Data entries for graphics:
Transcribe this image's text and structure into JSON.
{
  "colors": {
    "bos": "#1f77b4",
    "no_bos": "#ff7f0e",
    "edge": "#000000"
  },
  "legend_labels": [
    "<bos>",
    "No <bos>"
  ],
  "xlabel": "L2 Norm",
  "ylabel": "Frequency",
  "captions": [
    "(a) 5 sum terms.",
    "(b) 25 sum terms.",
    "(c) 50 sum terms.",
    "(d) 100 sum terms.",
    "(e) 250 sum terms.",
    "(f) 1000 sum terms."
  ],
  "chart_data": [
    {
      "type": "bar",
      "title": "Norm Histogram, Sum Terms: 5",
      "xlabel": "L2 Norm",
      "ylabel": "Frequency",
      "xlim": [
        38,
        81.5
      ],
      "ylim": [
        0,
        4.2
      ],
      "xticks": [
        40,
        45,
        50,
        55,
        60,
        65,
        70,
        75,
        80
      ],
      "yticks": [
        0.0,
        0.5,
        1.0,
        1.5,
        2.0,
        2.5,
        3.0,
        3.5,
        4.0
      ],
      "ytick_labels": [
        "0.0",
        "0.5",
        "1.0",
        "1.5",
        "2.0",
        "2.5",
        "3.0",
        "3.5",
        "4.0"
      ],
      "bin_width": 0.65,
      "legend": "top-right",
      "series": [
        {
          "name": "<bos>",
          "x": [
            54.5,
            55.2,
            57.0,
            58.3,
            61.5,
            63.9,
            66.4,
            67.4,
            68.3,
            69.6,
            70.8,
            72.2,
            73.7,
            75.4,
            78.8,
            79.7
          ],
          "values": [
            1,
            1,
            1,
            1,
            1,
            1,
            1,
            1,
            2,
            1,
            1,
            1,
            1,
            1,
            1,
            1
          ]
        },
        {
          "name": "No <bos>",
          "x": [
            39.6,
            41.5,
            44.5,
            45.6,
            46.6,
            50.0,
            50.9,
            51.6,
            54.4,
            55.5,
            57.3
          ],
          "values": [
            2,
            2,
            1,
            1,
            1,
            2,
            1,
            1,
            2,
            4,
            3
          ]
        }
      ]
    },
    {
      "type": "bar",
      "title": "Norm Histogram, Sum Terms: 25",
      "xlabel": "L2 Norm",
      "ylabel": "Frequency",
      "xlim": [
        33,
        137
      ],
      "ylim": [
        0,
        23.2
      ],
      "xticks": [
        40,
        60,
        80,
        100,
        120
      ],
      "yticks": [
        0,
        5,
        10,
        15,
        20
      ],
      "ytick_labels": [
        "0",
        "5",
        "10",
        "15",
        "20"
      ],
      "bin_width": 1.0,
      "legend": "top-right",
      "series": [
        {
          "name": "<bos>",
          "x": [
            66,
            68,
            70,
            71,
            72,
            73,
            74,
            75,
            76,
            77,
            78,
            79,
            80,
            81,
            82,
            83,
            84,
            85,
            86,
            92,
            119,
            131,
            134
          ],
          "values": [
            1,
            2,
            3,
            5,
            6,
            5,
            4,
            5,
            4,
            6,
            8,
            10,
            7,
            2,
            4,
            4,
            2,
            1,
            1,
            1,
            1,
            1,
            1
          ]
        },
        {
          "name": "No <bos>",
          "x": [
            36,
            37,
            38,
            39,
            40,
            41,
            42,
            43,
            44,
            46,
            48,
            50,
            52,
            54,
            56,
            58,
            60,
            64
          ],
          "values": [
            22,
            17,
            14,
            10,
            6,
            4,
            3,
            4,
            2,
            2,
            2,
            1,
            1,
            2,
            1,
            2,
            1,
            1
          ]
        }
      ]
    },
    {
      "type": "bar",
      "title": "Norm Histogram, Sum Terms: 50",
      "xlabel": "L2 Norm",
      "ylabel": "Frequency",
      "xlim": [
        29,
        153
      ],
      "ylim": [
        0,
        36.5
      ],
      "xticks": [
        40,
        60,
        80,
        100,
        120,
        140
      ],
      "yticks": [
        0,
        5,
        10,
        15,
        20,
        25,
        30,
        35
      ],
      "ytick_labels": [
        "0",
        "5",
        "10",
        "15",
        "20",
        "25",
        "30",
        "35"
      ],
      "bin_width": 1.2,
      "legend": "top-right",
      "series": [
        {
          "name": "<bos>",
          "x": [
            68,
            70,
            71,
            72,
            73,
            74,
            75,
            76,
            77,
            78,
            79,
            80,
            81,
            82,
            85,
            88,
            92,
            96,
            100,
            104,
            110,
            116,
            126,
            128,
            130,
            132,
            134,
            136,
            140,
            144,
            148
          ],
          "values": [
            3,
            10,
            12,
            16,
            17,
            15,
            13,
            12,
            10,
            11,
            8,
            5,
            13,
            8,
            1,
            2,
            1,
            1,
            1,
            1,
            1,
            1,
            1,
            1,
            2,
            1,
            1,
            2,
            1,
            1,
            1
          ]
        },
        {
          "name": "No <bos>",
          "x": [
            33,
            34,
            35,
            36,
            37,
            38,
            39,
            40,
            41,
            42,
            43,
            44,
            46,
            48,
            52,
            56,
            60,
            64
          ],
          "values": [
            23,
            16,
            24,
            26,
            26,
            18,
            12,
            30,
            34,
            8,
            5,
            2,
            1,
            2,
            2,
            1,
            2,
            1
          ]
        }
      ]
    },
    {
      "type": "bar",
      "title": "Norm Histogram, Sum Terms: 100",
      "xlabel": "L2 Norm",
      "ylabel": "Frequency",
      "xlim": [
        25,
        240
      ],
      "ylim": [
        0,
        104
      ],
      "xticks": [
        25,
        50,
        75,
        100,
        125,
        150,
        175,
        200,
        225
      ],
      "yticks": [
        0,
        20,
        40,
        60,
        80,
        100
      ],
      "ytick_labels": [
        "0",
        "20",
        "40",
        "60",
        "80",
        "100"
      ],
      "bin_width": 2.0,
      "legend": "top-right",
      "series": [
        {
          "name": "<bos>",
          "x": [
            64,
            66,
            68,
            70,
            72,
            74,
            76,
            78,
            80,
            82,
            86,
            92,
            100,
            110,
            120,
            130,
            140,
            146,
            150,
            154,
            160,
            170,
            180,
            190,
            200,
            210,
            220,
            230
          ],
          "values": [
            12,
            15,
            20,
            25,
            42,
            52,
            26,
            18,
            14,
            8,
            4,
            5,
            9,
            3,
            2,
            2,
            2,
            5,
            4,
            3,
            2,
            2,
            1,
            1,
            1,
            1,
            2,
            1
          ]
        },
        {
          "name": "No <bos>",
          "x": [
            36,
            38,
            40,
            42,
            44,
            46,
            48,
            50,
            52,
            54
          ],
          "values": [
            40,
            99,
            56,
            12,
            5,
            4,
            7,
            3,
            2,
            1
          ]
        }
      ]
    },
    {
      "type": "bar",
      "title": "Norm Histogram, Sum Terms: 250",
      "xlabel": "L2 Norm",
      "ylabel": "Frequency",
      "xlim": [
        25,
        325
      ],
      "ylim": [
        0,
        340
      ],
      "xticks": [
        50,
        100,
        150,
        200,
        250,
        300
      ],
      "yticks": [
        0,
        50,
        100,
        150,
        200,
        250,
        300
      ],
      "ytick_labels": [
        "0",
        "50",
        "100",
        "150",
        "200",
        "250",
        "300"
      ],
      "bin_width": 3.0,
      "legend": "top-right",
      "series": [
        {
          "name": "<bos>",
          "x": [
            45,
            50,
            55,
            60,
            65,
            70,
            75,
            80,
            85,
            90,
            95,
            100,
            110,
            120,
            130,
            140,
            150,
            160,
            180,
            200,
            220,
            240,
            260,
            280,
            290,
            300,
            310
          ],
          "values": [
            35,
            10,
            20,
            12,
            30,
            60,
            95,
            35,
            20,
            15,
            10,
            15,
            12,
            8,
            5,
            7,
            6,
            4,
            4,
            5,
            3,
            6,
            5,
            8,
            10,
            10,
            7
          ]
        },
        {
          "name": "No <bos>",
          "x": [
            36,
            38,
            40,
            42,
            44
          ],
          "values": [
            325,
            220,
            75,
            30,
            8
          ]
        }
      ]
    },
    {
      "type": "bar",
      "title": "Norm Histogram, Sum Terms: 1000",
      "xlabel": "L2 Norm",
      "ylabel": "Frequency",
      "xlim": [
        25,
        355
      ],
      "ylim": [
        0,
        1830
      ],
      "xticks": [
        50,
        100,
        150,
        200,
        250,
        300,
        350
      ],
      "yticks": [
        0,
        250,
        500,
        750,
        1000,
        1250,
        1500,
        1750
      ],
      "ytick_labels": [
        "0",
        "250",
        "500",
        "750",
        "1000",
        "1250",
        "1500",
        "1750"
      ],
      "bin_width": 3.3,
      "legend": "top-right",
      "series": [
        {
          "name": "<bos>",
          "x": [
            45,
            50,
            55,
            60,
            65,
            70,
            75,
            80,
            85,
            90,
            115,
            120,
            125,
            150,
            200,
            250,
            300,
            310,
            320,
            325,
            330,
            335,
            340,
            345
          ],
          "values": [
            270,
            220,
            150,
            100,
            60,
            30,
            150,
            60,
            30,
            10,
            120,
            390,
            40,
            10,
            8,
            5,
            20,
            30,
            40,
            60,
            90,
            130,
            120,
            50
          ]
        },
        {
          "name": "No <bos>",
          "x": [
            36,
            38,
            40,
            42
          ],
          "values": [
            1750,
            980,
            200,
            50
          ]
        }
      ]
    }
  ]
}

Exercise task
Search the listing for the word "Histogram" and return each line that holds it.

Final result
      "title": "Norm Histogram, Sum Terms: 5",
      "title": "Norm Histogram, Sum Terms: 25",
      "title": "Norm Histogram, Sum Terms: 50",
      "title": "Norm Histogram, Sum Terms: 100",
      "title": "Norm Histogram, Sum Terms: 250",
      "title": "Norm Histogram, Sum Terms: 1000",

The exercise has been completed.